> Task instructions: Word for word, print each line of the listing below; pictures stay out.

> Excerpted records:
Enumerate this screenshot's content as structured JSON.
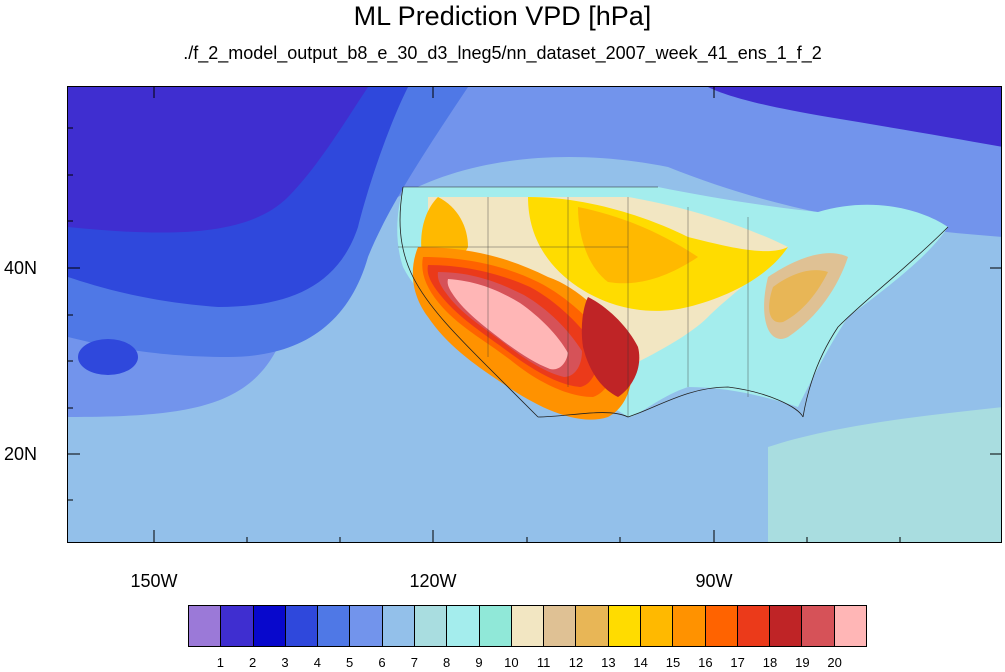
{
  "title": "ML Prediction VPD [hPa]",
  "subtitle": "./f_2_model_output_b8_e_30_d3_lneg5/nn_dataset_2007_week_41_ens_1_f_2",
  "map": {
    "lat_labels": [
      "40N",
      "20N"
    ],
    "lon_labels": [
      "150W",
      "120W",
      "90W"
    ],
    "lat_values": [
      40,
      20
    ],
    "lon_values": [
      -150,
      -120,
      -90
    ]
  },
  "colorbar": {
    "colors": [
      "#9b79d8",
      "#3f2ed0",
      "#0808cc",
      "#2f48dc",
      "#4f78e6",
      "#7294ec",
      "#93c0ea",
      "#a9dde0",
      "#a4eded",
      "#90e8d8",
      "#f2e6c2",
      "#dfc194",
      "#e8b656",
      "#ffdc00",
      "#ffb900",
      "#ff9200",
      "#ff6300",
      "#eb3a1a",
      "#bf2426",
      "#d65258",
      "#ffb6b6"
    ],
    "labels": [
      "1",
      "2",
      "3",
      "4",
      "5",
      "6",
      "7",
      "8",
      "9",
      "10",
      "11",
      "12",
      "13",
      "14",
      "15",
      "16",
      "17",
      "18",
      "19",
      "20"
    ]
  }
}
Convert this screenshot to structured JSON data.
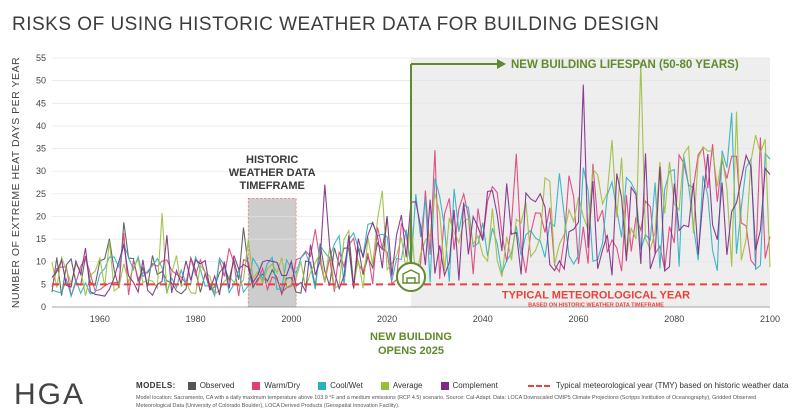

> Full output:
Enumerate this screenshot's content as structured JSON.
{
  "title": "ML Prediction VPD [hPa]",
  "subtitle": "./f_2_model_output_b8_e_30_d3_lneg5/nn_dataset_2007_week_41_ens_1_f_2",
  "map": {
    "lat_labels": [
      "40N",
      "20N"
    ],
    "lon_labels": [
      "150W",
      "120W",
      "90W"
    ],
    "lat_values": [
      40,
      20
    ],
    "lon_values": [
      -150,
      -120,
      -90
    ]
  },
  "colorbar": {
    "colors": [
      "#9b79d8",
      "#3f2ed0",
      "#0808cc",
      "#2f48dc",
      "#4f78e6",
      "#7294ec",
      "#93c0ea",
      "#a9dde0",
      "#a4eded",
      "#90e8d8",
      "#f2e6c2",
      "#dfc194",
      "#e8b656",
      "#ffdc00",
      "#ffb900",
      "#ff9200",
      "#ff6300",
      "#eb3a1a",
      "#bf2426",
      "#d65258",
      "#ffb6b6"
    ],
    "labels": [
      "1",
      "2",
      "3",
      "4",
      "5",
      "6",
      "7",
      "8",
      "9",
      "10",
      "11",
      "12",
      "13",
      "14",
      "15",
      "16",
      "17",
      "18",
      "19",
      "20"
    ]
  }
}
Convert this screenshot to structured JSON data.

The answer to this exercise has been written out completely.